Maria Celeste Rebordão Rodrigues ComIH (14 March 1923 – 1 August 2018) was a Portuguese fadista (fado singer) and the younger sister of Amália Rodrigues.

Biography
Celeste Rodrigues was born in Fundão in the district of Castelo Branco in Portugal on the 14th of March, 1923. Her family moved to Lisbon when she was five years old. She started work in a cake factory, and subsequently she and her sister Amalia worked in a shop that sold regional produce. Soon discovered by the impresario José Miguel, who heard her sing and insisted she turn professional. By the age of 22 she was appearing regularly at the Casablanca (now the Teatro ABC). At 25, she met the actor Varela Silva whom she later married; they had two daughters. 

After Carnation Revolution in 1974, Rodrigues went to Canada for six months, where her only marriage to actor Varela Silva ended in divorce; then she moved to the United States. She commuted for many years between her two residences in Lisbon and Washington, D.C., where her two daughters live.

### Available records
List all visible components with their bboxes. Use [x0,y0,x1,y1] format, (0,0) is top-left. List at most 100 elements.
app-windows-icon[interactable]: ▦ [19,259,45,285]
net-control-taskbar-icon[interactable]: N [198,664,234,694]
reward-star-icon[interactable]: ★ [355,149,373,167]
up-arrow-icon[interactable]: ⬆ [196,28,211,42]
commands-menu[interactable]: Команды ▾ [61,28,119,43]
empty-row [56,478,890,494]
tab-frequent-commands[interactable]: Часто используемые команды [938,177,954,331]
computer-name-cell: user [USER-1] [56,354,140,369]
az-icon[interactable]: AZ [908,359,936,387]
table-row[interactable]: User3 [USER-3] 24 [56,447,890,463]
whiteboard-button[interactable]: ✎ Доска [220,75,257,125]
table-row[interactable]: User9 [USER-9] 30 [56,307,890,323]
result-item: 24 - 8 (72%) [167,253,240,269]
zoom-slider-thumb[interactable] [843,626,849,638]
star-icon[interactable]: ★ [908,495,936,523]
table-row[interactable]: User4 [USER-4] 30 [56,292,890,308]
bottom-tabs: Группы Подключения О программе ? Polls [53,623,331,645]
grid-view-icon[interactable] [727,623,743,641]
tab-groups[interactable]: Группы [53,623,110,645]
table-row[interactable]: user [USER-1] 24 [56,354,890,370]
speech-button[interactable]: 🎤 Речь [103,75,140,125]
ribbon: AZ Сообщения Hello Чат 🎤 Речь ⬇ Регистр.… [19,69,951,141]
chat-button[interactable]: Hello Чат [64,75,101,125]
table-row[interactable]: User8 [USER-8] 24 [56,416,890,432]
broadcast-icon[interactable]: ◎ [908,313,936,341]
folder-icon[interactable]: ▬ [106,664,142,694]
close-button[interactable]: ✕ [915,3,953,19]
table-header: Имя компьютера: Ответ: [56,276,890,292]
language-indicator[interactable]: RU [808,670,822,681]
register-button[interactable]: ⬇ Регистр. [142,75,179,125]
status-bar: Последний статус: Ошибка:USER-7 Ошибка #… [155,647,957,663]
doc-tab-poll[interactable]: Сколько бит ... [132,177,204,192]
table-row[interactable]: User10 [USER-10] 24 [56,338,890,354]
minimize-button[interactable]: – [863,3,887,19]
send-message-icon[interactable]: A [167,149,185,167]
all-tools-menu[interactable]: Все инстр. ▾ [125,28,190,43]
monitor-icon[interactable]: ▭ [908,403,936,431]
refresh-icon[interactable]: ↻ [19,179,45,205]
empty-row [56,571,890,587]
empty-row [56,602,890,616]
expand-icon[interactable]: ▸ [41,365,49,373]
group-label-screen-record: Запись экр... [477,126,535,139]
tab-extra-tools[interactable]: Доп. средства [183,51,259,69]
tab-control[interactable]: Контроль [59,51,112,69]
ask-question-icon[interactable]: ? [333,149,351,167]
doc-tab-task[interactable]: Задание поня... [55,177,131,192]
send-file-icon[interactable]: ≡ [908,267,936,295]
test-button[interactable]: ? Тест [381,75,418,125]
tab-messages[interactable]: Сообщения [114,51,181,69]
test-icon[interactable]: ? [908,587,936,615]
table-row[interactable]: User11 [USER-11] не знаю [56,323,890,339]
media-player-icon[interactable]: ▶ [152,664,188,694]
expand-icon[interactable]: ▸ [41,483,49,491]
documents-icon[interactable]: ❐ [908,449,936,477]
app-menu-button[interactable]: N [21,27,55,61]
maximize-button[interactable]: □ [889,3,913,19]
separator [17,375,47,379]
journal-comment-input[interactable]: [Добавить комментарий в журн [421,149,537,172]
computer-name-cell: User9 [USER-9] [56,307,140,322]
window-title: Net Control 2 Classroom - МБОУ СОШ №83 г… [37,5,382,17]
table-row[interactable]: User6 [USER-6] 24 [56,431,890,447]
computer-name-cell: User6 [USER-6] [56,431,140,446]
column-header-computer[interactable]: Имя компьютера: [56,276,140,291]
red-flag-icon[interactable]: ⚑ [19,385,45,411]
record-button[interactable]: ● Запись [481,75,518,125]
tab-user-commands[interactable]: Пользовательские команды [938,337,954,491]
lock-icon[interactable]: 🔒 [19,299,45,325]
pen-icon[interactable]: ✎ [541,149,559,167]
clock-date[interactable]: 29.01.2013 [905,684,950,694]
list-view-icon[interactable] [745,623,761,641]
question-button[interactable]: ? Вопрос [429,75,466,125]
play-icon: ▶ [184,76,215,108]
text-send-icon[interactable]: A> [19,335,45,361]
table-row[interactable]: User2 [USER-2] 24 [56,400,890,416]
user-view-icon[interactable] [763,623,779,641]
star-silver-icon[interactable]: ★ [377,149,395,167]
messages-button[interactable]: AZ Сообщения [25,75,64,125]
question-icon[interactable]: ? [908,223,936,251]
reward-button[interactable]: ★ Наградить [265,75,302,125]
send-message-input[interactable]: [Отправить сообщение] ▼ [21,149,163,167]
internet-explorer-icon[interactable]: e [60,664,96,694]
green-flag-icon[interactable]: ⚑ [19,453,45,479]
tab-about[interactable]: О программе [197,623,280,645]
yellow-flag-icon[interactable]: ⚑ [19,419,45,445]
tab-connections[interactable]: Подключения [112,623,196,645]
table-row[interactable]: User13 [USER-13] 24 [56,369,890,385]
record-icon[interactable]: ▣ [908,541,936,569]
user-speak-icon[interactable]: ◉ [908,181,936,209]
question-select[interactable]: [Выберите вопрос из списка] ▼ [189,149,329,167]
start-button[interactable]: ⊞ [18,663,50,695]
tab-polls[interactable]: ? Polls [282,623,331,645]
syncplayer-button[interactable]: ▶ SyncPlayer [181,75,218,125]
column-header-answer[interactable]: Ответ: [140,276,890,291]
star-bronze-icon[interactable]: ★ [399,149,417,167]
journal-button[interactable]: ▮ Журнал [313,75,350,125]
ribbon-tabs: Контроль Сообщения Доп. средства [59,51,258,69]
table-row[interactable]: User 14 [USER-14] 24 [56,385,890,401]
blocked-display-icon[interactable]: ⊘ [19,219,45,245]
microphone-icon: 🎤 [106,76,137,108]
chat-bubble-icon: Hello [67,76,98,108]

### Request 1
In the biography of Celeste Rodrigues, where did she appear regularly by the age of 22?
### Request 2
Duplicate the rows from the first one through the row containing "speech-button[interactable]: 🎤 Речь", inclusive.

### Exercise answer 1
At the Casablanca, now the Teatro ABC.

### Exercise answer 2
List all visible components with their bboxes. Use [x0,y0,x1,y1] format, (0,0) is top-left. List at most 100 elements.
app-windows-icon[interactable]: ▦ [19,259,45,285]
net-control-taskbar-icon[interactable]: N [198,664,234,694]
reward-star-icon[interactable]: ★ [355,149,373,167]
up-arrow-icon[interactable]: ⬆ [196,28,211,42]
commands-menu[interactable]: Команды ▾ [61,28,119,43]
empty-row [56,478,890,494]
tab-frequent-commands[interactable]: Часто используемые команды [938,177,954,331]
computer-name-cell: user [USER-1] [56,354,140,369]
az-icon[interactable]: AZ [908,359,936,387]
table-row[interactable]: User3 [USER-3] 24 [56,447,890,463]
whiteboard-button[interactable]: ✎ Доска [220,75,257,125]
table-row[interactable]: User9 [USER-9] 30 [56,307,890,323]
result-item: 24 - 8 (72%) [167,253,240,269]
zoom-slider-thumb[interactable] [843,626,849,638]
star-icon[interactable]: ★ [908,495,936,523]
table-row[interactable]: User4 [USER-4] 30 [56,292,890,308]
bottom-tabs: Группы Подключения О программе ? Polls [53,623,331,645]
grid-view-icon[interactable] [727,623,743,641]
tab-groups[interactable]: Группы [53,623,110,645]
table-row[interactable]: user [USER-1] 24 [56,354,890,370]
speech-button[interactable]: 🎤 Речь [103,75,140,125]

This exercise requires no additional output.